→ **Written task**: Gather all lines with "goal" from the records.

→ **Data for this exercise**:
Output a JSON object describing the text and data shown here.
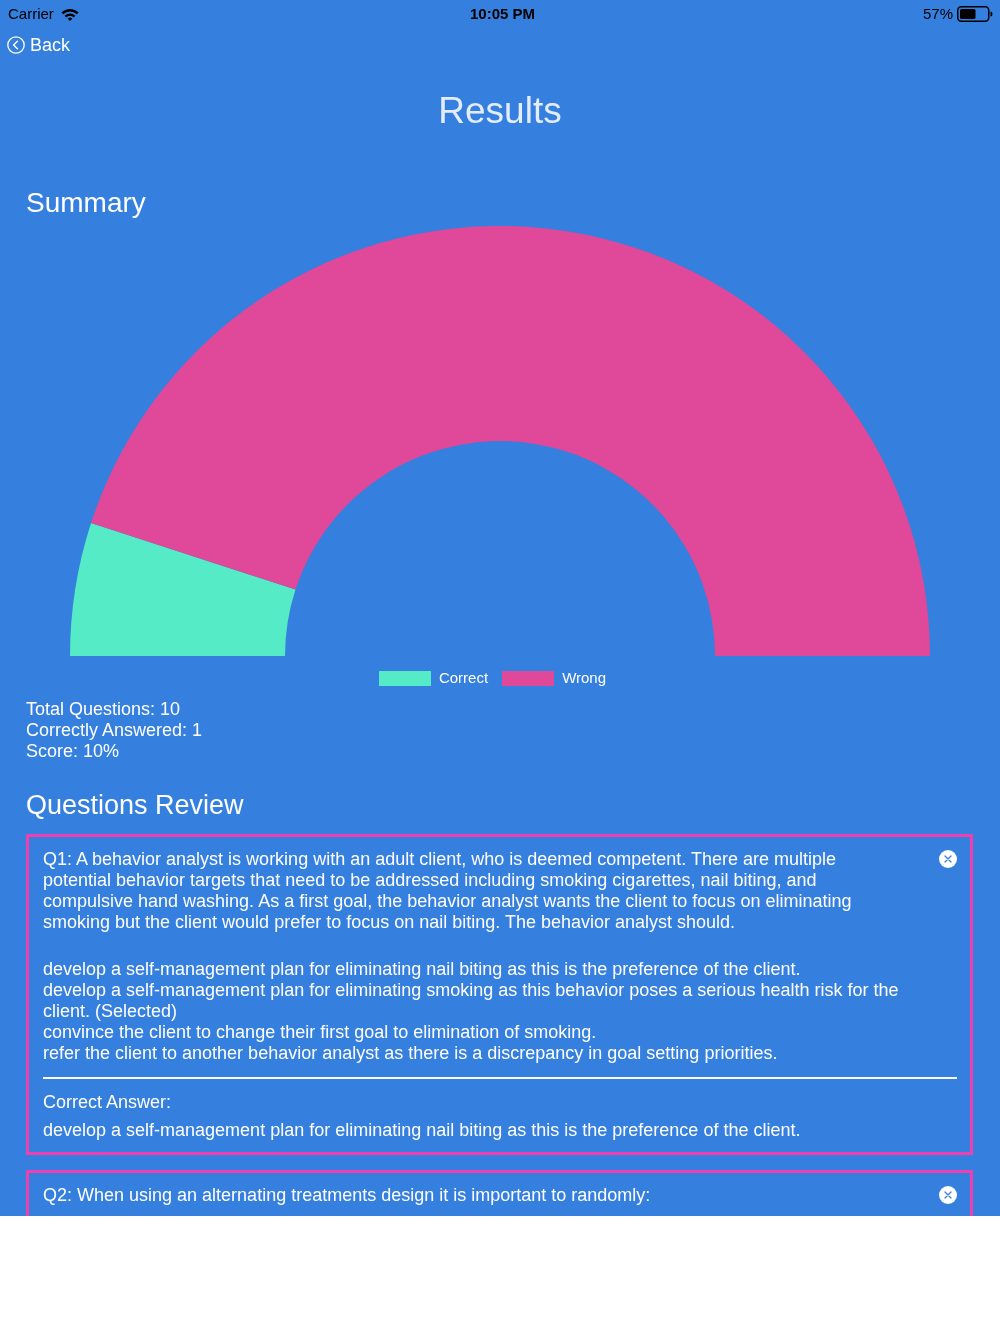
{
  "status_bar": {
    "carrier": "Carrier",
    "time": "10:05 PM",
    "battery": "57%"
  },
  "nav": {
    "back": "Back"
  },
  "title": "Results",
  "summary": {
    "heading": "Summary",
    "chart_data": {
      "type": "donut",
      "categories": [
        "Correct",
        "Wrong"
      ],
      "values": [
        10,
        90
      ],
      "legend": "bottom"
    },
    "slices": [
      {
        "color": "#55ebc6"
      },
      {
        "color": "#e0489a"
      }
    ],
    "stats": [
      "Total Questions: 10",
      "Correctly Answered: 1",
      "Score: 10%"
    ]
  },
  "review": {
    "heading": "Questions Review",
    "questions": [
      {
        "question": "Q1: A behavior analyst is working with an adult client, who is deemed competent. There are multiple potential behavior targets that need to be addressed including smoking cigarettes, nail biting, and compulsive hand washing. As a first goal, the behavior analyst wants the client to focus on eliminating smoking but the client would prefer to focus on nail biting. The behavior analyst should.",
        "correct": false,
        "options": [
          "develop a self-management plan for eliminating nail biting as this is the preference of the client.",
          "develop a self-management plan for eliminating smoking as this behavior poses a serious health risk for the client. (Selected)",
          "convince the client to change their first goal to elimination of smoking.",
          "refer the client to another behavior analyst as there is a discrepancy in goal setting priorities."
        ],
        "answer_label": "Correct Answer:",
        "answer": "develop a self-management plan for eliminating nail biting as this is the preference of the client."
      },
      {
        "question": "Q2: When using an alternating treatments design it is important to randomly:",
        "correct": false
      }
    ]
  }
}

→ **Solution to the problem**:
        "question": "Q1: A behavior analyst is working with an adult client, who is deemed competent. There are multiple potential behavior targets that need to be addressed including smoking cigarettes, nail biting, and compulsive hand washing. As a first goal, the behavior analyst wants the client to focus on eliminating smoking but the client would prefer to focus on nail biting. The behavior analyst should.",
          "convince the client to change their first goal to elimination of smoking.",
          "refer the client to another behavior analyst as there is a discrepancy in goal setting priorities."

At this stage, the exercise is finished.